Provided records -
════════

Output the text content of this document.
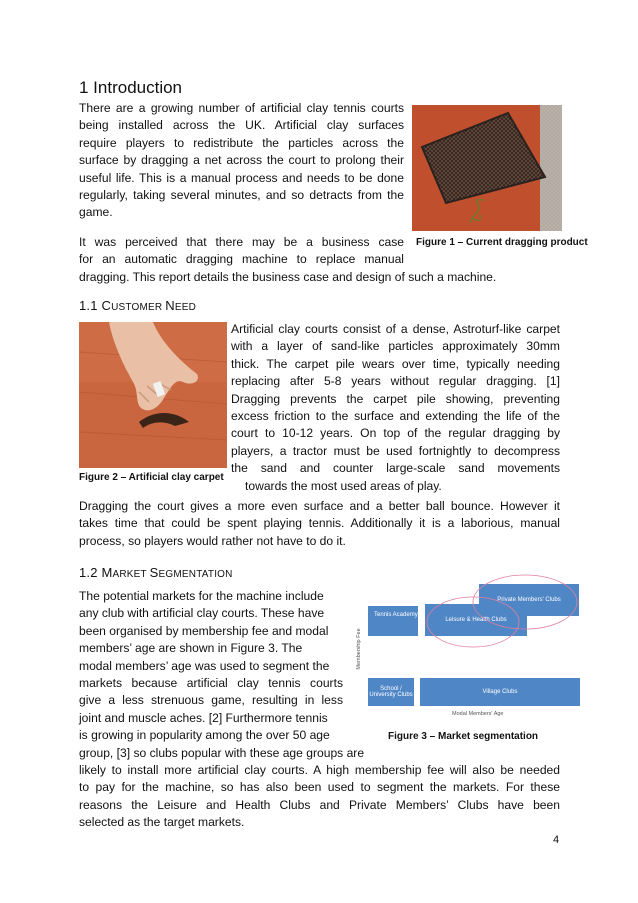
1 Introduction
There are a growing number of artificial clay tennis courts
being installed across the UK. Artificial clay surfaces
require players to redistribute the particles across the
surface by dragging a net across the court to prolong their
useful life. This is a manual process and needs to be done
regularly, taking several minutes, and so detracts from the
game.
It was perceived that there may be a business case
for an automatic dragging machine to replace manual
dragging. This report details the business case and design of such a machine.
Figure 1 – Current dragging product
1.1 CUSTOMER NEED
Artificial clay courts consist of a dense, Astroturf-like carpet
with a layer of sand-like particles approximately 30mm
thick. The carpet pile wears over time, typically needing
replacing after 5-8 years without regular dragging. [1]
Dragging prevents the carpet pile showing, preventing
excess friction to the surface and extending the life of the
court to 10-12 years. On top of the regular dragging by
players, a tractor must be used fortnightly to decompress
the sand and counter large-scale sand movements
towards the most used areas of play.
Figure 2 – Artificial clay carpet
Dragging the court gives a more even surface and a better ball bounce. However it
takes time that could be spent playing tennis. Additionally it is a laborious, manual
process, so players would rather not have to do it.
1.2 MARKET SEGMENTATION
The potential markets for the machine include
any club with artificial clay courts. These have
been organised by membership fee and modal
members’ age are shown in Figure 3. The
modal members’ age was used to segment the
markets because artificial clay tennis courts
give a less strenuous game, resulting in less
joint and muscle aches. [2] Furthermore tennis
is growing in popularity among the over 50 age
group, [3] so clubs popular with these age groups are
Membership Fee
Private Members' Clubs
Tennis Academy
Leisure & Health Clubs
School / University Clubs	Village Clubs
Modal Members' Age
Figure 3 – Market segmentation
likely to install more artificial clay courts. A high membership fee will also be needed
to pay for the machine, so has also been used to segment the markets. For these
reasons the Leisure and Health Clubs and Private Members’ Clubs have been
selected as the target markets.
4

════════

What you should do - Say how many lines in the entries contain the string "been", and leave out everything else.

The completed task - 3